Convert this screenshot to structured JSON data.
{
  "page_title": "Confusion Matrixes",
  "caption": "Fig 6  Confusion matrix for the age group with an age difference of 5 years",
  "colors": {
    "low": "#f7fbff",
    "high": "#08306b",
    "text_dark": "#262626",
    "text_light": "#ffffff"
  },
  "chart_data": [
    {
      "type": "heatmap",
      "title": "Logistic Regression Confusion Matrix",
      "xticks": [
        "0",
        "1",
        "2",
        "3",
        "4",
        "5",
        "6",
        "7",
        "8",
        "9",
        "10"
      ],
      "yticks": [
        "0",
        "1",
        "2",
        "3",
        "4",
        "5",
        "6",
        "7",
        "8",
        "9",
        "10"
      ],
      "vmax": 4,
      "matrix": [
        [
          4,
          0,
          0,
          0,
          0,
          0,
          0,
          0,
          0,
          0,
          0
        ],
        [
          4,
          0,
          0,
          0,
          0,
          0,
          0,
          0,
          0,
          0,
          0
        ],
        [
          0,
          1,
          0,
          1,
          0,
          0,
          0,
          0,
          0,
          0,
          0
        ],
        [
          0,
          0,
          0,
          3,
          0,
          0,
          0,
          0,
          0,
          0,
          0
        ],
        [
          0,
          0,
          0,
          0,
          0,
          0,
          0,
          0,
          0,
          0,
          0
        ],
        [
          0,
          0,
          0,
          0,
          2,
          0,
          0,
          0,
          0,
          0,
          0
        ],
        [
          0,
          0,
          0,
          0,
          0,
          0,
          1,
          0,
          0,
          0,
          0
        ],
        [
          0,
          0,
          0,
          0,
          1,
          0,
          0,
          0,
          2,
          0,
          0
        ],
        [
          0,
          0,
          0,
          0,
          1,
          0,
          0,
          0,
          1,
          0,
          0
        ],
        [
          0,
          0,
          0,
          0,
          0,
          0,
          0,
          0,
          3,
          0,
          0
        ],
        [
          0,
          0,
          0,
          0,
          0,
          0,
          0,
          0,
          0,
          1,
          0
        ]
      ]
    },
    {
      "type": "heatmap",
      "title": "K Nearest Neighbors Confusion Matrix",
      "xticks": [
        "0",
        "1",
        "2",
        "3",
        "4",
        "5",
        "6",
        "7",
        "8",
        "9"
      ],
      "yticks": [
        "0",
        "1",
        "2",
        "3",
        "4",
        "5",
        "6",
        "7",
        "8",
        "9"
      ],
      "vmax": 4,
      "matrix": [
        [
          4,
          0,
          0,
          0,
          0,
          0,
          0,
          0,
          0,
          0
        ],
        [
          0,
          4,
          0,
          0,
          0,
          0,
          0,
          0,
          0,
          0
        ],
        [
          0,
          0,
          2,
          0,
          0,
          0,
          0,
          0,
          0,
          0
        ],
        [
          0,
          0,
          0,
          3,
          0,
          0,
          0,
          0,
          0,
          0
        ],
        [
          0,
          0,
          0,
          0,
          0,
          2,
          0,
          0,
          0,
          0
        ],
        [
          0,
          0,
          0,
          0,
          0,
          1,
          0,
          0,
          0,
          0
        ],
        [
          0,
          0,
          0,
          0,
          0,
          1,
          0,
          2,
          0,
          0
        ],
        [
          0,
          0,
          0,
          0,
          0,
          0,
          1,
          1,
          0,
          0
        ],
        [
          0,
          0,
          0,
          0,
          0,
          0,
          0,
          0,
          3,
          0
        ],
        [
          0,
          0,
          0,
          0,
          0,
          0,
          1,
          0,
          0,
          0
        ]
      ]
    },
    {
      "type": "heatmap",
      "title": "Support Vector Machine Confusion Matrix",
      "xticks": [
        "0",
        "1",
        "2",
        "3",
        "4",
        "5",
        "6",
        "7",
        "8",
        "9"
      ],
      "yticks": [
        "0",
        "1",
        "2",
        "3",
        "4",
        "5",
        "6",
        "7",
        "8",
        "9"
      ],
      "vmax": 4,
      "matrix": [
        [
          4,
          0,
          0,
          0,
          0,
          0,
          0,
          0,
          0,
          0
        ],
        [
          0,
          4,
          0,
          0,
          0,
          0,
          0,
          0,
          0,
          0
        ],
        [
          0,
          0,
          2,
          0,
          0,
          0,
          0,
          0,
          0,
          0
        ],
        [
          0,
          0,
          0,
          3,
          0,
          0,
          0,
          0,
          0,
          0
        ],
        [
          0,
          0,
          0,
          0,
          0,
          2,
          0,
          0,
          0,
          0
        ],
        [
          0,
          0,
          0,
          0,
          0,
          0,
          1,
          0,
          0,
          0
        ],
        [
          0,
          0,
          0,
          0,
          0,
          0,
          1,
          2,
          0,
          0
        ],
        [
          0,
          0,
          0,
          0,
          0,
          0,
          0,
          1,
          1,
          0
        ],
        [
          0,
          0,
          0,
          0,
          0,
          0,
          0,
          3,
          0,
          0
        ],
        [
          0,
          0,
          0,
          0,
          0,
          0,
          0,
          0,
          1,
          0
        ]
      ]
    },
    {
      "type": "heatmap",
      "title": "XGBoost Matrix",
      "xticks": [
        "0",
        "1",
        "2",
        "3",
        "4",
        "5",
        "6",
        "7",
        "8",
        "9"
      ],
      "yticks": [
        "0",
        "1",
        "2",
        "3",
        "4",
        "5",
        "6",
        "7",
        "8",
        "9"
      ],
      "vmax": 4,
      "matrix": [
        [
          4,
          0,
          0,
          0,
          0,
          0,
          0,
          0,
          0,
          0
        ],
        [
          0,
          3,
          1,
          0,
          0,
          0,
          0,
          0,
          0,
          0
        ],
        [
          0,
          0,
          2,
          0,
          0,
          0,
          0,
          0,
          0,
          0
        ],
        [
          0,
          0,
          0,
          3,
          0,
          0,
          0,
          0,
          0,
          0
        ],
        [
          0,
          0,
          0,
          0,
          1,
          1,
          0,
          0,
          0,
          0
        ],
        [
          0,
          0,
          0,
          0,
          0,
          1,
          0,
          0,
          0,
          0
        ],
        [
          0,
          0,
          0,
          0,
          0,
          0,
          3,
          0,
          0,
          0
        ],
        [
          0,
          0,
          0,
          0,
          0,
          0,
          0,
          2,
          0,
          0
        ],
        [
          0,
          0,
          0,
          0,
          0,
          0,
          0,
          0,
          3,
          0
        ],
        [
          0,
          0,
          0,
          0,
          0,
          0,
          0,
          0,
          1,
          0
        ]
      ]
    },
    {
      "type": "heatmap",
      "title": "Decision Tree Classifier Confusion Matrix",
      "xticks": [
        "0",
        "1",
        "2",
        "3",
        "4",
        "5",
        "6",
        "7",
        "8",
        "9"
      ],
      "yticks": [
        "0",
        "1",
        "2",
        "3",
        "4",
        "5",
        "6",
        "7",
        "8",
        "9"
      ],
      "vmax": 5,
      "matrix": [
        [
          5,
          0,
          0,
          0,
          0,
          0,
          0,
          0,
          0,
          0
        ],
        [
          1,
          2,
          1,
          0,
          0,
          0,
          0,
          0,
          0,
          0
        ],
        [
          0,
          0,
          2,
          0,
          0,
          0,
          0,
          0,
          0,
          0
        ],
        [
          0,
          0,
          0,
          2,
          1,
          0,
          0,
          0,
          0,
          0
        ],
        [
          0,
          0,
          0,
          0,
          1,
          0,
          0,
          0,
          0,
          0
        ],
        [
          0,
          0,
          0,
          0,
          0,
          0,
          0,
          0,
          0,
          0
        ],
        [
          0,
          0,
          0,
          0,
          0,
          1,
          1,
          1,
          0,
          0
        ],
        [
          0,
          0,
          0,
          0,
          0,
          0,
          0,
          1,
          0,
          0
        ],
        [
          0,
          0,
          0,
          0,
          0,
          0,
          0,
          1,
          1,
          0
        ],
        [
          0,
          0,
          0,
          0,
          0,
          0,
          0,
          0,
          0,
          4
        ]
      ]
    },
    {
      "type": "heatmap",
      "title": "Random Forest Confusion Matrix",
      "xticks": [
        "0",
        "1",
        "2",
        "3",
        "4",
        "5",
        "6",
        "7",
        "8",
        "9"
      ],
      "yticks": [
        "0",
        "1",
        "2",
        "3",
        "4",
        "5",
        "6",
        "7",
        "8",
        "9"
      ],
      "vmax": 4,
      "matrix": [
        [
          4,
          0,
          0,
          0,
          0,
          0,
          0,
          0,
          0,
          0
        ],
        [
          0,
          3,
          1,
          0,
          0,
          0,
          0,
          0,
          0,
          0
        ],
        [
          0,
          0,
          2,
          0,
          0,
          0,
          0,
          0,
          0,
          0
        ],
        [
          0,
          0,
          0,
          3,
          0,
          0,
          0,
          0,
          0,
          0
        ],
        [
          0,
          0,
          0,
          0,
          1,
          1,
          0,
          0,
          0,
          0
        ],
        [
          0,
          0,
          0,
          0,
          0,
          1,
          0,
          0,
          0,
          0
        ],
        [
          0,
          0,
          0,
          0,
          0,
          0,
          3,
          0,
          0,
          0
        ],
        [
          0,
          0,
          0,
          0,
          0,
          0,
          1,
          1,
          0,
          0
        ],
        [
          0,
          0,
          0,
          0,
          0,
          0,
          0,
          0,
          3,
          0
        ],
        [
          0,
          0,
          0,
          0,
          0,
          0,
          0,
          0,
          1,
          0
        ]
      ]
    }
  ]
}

···

## TASK DIRECTIONS
Check each line of the records above for "Confusion", and copy those that have it.

## ANSWER TO THE TASK
  "page_title": "Confusion Matrixes",
  "caption": "Fig 6  Confusion matrix for the age group with an age difference of 5 years",
      "title": "Logistic Regression Confusion Matrix",
      "title": "K Nearest Neighbors Confusion Matrix",
      "title": "Support Vector Machine Confusion Matrix",
      "title": "Decision Tree Classifier Confusion Matrix",
      "title": "Random Forest Confusion Matrix",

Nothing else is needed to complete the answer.